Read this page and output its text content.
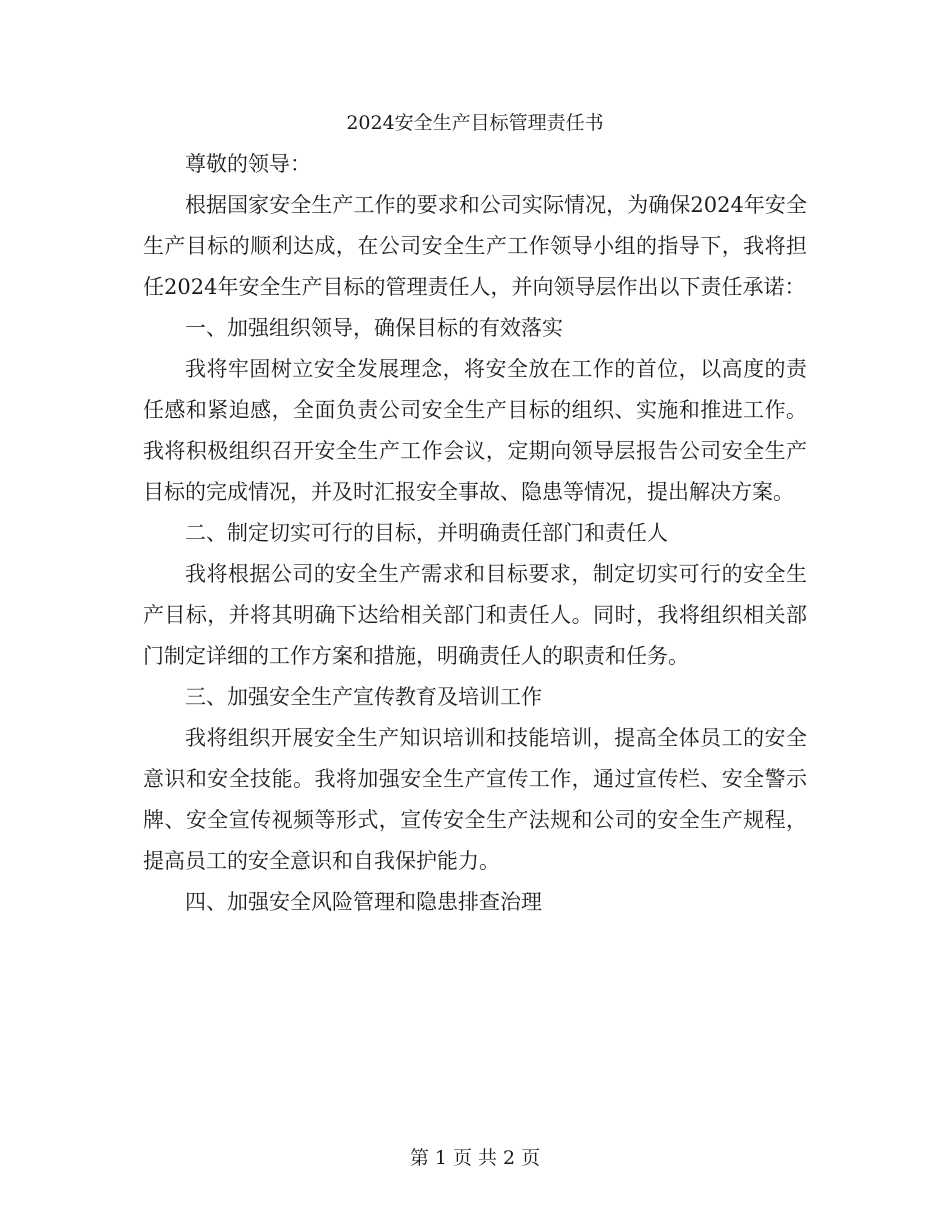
2024安全生产目标管理责任书

尊敬的领导：

根据国家安全生产工作的要求和公司实际情况，为确保2024年安全生产目标的顺利达成，在公司安全生产工作领导小组的指导下，我将担任2024年安全生产目标的管理责任人，并向领导层作出以下责任承诺：

一、加强组织领导，确保目标的有效落实

我将牢固树立安全发展理念，将安全放在工作的首位，以高度的责任感和紧迫感，全面负责公司安全生产目标的组织、实施和推进工作。我将积极组织召开安全生产工作会议，定期向领导层报告公司安全生产目标的完成情况，并及时汇报安全事故、隐患等情况，提出解决方案。

二、制定切实可行的目标，并明确责任部门和责任人

我将根据公司的安全生产需求和目标要求，制定切实可行的安全生产目标，并将其明确下达给相关部门和责任人。同时，我将组织相关部门制定详细的工作方案和措施，明确责任人的职责和任务。

三、加强安全生产宣传教育及培训工作

我将组织开展安全生产知识培训和技能培训，提高全体员工的安全意识和安全技能。我将加强安全生产宣传工作，通过宣传栏、安全警示牌、安全宣传视频等形式，宣传安全生产法规和公司的安全生产规程，提高员工的安全意识和自我保护能力。

四、加强安全风险管理和隐患排查治理

第 1 页 共 2 页
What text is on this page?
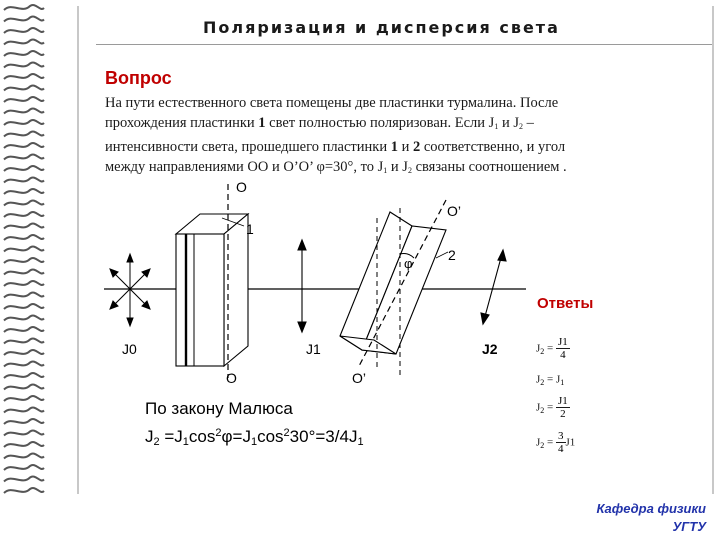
Поляризация и дисперсия света
Вопрос
На пути естественного света помещены две пластинки турмалина. После
прохождения пластинки 1 свет полностью поляризован. Если $J_1$ и $J_2$ –
интенсивности света, прошедшего пластинки 1 и 2 соответственно, и угол
между направлениями OO и O’O’ φ=30°, то $J_1$ и $J_2$ связаны соотношением .
O
O
O’
O’
1
2
φ
J0	J1	J2
Ответы
$J_2 = \frac{J1}{4}$
$J_2 = J_1$
$J_2 = \frac{J1}{2}$
$J_2 = \frac{3}{4} J1$
По закону Малюса
$J_2 =J_1\cos^2\varphi=J_1\cos^230^\circ=3/4J_1$
Кафедра физики
УГТУ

○ ○ ○ ○ ○

• [The request]: Each line from the one that contains "What text is on this page?" through the end of the records should be restated exactly; include both end lines and leave any pictures out.

• [Solution to this problem]:
What text is on this page?
Поляризация и дисперсия света
Вопрос
На пути естественного света помещены две пластинки турмалина. После
прохождения пластинки 1 свет полностью поляризован. Если $J_1$ и $J_2$ –
интенсивности света, прошедшего пластинки 1 и 2 соответственно, и угол
между направлениями OO и O’O’ φ=30°, то $J_1$ и $J_2$ связаны соотношением .
O
O
O’
O’
1
2
φ
J0	J1	J2
Ответы
$J_2 = \frac{J1}{4}$
$J_2 = J_1$
$J_2 = \frac{J1}{2}$
$J_2 = \frac{3}{4} J1$
По закону Малюса
$J_2 =J_1\cos^2\varphi=J_1\cos^230^\circ=3/4J_1$
Кафедра физики
УГТУ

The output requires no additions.